■ **Task**: Review the listing and copy each line that holds the word "title".

■ **Record excerpts**:
(begin)

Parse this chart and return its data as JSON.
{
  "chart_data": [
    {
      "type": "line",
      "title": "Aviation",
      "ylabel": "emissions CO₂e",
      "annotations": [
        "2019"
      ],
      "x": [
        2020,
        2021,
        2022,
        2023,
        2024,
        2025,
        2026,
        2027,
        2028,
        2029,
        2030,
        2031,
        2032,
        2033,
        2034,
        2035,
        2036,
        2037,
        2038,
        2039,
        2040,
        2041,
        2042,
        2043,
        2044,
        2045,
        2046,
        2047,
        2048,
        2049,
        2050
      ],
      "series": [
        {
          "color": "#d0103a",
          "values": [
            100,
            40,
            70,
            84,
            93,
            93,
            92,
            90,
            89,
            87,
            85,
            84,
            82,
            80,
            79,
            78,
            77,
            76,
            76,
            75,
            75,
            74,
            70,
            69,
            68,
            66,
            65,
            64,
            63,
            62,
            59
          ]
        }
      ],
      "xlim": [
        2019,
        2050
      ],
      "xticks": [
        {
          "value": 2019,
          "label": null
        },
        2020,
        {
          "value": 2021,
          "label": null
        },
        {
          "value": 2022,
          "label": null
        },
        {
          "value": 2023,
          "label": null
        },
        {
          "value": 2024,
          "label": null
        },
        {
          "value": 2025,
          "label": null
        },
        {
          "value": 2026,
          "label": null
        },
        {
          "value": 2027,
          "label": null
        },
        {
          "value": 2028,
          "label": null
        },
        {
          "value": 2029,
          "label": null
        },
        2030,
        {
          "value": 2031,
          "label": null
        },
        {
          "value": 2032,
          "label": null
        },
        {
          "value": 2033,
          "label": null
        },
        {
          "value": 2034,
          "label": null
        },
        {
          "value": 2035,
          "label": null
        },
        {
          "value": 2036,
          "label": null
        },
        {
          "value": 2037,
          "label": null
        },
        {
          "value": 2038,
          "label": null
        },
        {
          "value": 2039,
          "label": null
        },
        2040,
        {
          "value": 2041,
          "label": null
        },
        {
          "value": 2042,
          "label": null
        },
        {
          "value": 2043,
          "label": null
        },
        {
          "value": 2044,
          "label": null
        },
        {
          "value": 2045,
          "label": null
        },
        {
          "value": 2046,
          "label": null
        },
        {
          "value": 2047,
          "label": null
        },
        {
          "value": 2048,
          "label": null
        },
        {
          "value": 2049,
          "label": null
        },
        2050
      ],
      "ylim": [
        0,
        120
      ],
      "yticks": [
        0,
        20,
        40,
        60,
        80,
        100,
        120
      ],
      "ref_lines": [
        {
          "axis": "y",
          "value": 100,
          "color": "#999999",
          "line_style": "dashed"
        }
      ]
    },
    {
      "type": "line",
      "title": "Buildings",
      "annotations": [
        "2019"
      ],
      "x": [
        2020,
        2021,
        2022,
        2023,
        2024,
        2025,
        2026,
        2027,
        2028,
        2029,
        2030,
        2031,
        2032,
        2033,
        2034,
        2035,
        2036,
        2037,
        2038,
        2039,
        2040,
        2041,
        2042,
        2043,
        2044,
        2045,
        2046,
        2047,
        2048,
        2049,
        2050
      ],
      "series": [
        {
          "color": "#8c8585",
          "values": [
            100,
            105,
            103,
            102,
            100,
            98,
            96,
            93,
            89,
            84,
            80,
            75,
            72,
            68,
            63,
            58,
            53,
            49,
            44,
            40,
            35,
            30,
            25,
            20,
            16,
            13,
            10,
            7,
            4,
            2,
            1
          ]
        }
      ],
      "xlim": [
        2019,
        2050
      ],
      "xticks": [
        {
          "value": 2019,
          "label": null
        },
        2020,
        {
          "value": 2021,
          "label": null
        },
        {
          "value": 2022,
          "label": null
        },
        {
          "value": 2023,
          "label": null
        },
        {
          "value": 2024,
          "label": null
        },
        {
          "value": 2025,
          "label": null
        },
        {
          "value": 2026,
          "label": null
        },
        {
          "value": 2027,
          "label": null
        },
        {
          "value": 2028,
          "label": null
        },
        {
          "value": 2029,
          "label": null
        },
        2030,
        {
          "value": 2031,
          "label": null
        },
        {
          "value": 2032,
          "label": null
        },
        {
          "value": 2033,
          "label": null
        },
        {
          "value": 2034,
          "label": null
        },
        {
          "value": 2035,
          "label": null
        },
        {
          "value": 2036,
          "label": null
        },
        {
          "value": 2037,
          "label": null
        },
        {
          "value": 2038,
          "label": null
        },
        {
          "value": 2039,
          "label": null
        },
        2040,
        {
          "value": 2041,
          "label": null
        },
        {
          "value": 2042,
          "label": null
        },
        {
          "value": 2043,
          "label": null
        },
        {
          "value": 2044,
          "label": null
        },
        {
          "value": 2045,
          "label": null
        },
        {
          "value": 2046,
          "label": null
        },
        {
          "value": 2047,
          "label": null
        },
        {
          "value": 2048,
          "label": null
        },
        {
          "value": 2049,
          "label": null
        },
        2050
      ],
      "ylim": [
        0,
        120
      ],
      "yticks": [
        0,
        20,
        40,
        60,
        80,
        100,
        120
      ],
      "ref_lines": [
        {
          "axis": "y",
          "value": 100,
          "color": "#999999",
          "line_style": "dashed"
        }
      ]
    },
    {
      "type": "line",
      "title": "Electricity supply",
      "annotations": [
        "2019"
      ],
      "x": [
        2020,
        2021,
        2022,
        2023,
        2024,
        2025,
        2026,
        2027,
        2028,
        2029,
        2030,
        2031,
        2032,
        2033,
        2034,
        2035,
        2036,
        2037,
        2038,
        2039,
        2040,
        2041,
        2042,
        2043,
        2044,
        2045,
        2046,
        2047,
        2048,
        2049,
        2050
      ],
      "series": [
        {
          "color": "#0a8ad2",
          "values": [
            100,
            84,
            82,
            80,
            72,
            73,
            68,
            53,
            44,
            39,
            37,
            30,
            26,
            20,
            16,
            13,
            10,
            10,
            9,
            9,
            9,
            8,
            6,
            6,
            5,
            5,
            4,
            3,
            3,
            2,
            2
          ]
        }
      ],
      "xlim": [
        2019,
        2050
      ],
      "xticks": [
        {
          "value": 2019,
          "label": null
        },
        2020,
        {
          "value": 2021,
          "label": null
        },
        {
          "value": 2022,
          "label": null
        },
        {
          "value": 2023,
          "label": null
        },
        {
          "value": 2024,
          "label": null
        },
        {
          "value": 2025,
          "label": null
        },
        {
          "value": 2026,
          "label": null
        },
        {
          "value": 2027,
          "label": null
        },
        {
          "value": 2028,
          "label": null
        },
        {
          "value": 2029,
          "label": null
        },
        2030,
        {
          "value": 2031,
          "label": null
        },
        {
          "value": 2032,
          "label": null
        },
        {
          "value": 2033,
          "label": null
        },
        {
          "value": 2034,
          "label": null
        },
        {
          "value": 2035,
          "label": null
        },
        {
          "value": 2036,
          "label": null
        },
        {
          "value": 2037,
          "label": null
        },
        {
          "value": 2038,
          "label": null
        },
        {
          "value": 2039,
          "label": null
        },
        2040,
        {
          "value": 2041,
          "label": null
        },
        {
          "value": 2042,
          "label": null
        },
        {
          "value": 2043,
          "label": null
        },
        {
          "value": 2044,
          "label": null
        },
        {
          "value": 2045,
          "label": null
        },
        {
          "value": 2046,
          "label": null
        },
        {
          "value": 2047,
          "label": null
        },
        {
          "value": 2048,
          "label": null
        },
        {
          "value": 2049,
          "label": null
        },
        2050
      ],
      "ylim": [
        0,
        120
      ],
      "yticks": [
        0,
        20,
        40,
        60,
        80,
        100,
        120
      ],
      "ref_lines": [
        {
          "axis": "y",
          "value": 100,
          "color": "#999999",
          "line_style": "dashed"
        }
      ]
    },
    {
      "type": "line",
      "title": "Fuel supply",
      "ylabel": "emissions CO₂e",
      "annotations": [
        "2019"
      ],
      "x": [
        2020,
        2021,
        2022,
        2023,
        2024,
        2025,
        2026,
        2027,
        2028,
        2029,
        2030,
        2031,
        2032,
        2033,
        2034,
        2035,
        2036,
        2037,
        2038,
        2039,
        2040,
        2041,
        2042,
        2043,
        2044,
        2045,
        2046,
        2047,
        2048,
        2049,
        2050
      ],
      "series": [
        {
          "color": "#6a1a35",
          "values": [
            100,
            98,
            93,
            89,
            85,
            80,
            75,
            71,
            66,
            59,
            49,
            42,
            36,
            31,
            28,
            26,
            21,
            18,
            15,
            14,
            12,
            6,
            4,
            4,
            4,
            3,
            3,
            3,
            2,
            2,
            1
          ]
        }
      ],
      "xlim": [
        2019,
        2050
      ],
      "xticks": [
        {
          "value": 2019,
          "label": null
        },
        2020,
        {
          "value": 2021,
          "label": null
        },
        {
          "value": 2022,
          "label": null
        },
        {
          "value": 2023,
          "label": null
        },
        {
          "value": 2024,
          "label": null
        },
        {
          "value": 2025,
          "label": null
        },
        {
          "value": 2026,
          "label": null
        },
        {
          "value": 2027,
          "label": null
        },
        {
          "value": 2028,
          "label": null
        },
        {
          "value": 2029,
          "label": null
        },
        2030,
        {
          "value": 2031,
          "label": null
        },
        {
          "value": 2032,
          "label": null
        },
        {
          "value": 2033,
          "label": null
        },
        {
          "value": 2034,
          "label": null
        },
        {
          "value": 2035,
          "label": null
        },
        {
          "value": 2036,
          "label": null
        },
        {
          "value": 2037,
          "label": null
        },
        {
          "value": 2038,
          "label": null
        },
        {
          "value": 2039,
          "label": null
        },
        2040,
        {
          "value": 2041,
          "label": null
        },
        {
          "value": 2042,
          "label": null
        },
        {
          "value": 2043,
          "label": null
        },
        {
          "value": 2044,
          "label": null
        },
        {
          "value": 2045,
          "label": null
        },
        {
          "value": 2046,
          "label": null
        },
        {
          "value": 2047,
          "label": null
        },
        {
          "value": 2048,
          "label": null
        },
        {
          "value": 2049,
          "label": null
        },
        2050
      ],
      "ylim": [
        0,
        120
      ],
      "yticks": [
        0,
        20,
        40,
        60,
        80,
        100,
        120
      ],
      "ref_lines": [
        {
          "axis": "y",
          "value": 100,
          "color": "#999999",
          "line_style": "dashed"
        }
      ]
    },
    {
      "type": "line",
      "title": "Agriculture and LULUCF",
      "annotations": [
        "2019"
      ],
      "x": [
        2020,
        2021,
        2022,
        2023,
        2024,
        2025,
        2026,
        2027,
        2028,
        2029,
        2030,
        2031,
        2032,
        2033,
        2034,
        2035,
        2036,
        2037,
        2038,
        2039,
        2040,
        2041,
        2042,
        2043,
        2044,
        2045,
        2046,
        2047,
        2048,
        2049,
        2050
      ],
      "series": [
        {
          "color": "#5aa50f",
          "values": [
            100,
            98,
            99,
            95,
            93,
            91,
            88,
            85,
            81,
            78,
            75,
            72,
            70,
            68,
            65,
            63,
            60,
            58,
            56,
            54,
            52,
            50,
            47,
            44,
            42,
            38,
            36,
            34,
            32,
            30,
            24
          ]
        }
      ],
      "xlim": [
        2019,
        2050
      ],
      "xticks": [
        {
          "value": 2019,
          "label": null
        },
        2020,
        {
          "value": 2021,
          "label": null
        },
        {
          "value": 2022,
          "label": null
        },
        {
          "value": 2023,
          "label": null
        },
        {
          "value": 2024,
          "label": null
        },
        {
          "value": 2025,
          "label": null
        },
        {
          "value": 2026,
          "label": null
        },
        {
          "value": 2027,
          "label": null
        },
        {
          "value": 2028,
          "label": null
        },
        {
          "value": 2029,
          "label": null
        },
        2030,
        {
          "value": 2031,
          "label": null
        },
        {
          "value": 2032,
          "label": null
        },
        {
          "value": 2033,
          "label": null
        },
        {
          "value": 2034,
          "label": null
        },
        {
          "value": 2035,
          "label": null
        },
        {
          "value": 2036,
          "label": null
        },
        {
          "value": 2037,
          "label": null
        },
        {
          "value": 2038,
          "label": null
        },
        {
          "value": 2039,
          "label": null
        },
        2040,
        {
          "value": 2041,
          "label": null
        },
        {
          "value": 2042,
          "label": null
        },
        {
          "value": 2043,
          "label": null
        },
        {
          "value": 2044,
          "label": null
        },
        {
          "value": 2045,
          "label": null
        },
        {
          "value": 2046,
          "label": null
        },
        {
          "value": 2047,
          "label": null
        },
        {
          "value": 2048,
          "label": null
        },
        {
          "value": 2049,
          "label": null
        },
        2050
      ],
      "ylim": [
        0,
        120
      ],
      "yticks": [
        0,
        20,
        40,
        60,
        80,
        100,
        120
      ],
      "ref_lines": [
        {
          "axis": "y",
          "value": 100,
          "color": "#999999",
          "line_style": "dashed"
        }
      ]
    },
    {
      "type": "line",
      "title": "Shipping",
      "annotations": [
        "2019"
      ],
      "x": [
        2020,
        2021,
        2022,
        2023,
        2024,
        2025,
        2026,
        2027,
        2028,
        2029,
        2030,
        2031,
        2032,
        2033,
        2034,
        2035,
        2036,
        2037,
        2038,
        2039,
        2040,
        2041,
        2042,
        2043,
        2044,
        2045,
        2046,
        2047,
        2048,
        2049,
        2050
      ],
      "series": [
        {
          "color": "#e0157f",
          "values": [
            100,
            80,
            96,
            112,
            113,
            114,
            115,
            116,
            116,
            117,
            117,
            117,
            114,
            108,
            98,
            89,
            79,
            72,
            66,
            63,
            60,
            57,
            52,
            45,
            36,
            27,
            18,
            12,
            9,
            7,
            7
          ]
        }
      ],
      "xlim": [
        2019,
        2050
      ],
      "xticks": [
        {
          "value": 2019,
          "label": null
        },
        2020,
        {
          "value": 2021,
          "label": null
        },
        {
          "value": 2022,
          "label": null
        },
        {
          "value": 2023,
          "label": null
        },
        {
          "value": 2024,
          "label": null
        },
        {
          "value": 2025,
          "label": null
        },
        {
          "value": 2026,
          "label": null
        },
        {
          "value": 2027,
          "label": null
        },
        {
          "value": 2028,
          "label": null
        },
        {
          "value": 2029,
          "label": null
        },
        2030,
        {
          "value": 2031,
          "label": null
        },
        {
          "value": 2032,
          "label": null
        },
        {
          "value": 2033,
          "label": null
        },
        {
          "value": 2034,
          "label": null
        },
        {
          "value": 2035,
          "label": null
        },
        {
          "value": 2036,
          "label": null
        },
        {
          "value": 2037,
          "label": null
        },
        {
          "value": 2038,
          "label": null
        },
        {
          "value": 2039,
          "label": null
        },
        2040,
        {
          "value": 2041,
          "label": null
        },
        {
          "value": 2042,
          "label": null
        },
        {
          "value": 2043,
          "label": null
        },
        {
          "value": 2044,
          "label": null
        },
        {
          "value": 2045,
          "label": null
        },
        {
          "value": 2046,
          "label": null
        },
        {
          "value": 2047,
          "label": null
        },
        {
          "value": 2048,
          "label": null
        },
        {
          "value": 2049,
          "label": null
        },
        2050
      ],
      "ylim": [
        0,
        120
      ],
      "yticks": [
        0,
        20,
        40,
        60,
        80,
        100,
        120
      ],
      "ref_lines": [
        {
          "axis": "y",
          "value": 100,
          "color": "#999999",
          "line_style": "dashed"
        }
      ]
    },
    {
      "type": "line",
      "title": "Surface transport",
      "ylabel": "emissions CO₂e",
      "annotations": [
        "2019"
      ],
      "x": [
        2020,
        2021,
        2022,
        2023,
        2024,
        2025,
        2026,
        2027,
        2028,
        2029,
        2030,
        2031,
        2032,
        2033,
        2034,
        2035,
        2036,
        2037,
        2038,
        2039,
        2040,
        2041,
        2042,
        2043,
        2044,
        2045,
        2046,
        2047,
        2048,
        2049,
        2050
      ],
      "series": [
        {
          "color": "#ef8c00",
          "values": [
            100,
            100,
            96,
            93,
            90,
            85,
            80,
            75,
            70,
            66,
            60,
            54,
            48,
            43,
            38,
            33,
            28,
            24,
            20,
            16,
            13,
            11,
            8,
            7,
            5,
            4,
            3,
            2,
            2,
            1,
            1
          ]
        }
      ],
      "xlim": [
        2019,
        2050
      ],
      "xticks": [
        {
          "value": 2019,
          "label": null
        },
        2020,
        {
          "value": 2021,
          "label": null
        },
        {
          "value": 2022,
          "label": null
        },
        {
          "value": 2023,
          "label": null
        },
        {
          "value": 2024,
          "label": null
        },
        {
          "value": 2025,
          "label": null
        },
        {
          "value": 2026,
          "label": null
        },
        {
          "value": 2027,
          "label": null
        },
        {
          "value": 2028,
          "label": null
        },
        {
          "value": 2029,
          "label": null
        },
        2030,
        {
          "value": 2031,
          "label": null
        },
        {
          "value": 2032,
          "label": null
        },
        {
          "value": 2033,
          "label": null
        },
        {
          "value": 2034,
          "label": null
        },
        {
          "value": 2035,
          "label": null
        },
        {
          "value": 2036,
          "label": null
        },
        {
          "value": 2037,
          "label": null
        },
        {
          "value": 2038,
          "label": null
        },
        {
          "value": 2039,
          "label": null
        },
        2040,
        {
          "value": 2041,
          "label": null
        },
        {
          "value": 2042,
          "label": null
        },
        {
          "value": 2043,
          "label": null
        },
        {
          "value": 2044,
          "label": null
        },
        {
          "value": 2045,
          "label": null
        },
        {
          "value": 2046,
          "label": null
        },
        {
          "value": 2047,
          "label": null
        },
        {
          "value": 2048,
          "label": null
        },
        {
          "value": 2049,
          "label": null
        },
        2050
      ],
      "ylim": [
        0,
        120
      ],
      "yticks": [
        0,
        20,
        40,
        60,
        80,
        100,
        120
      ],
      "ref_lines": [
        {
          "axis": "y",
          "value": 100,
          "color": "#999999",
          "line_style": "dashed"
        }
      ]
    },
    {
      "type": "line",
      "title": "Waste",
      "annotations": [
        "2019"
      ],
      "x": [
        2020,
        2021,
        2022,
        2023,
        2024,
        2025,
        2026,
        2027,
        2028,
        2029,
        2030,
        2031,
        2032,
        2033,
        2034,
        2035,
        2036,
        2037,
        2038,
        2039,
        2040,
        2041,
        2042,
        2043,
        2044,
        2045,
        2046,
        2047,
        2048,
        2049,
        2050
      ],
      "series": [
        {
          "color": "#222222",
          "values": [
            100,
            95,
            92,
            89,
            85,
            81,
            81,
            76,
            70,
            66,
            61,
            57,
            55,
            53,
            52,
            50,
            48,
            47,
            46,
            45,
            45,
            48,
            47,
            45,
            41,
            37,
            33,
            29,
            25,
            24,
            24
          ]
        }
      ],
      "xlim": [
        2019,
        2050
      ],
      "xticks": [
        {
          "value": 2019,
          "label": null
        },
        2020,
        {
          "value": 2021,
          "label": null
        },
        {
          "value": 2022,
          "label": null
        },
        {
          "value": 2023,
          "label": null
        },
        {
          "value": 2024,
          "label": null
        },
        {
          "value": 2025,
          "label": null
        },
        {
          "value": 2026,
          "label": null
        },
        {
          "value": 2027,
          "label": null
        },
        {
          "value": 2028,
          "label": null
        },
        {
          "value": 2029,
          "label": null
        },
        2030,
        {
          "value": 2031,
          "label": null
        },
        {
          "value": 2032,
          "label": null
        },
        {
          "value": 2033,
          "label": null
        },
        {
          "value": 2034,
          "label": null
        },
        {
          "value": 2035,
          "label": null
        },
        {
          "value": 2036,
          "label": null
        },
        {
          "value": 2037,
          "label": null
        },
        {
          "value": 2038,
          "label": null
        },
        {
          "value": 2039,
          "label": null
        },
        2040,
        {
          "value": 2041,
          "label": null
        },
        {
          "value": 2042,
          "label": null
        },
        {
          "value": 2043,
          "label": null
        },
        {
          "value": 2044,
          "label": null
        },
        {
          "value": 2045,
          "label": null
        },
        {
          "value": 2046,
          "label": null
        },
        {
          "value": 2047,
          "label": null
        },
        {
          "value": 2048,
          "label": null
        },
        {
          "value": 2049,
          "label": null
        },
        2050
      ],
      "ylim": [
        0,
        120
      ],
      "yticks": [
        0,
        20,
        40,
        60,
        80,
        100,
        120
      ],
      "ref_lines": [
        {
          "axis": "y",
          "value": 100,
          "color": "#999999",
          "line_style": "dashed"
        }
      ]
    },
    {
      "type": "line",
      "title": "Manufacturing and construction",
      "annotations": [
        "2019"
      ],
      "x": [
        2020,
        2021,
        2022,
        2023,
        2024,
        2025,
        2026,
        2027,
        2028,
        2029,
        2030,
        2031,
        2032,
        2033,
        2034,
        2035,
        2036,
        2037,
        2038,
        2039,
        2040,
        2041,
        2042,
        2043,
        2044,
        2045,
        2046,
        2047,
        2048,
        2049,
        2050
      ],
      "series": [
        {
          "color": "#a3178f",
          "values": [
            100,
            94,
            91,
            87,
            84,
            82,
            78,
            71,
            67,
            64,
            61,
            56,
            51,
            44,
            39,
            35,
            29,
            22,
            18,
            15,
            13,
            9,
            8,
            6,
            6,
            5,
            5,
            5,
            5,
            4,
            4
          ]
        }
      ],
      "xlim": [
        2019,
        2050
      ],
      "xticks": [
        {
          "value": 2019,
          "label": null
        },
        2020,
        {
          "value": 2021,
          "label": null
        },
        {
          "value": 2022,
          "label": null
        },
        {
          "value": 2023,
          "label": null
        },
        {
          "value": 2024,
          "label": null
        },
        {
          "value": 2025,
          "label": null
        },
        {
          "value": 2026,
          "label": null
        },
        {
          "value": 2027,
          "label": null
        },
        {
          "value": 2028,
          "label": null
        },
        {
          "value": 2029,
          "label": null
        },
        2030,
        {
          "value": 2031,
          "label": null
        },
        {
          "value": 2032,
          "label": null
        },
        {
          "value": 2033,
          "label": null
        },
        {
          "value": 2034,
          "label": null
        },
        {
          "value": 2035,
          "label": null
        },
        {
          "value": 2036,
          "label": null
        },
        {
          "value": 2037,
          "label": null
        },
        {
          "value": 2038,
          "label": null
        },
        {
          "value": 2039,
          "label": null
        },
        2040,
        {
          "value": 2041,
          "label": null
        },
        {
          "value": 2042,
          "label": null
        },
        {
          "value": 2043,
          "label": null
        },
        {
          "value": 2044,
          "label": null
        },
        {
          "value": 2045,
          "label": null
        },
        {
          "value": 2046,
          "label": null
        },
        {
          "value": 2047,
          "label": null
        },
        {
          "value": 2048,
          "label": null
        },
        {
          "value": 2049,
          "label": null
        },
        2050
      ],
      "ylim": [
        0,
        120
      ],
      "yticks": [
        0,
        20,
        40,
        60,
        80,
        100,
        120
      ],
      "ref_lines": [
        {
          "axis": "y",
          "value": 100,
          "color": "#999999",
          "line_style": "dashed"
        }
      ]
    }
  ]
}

(end)

■ **Correct answer**:
      "title": "Aviation",
      "title": "Buildings",
      "title": "Electricity supply",
      "title": "Fuel supply",
      "title": "Agriculture and LULUCF",
      "title": "Shipping",
      "title": "Surface transport",
      "title": "Waste",
      "title": "Manufacturing and construction",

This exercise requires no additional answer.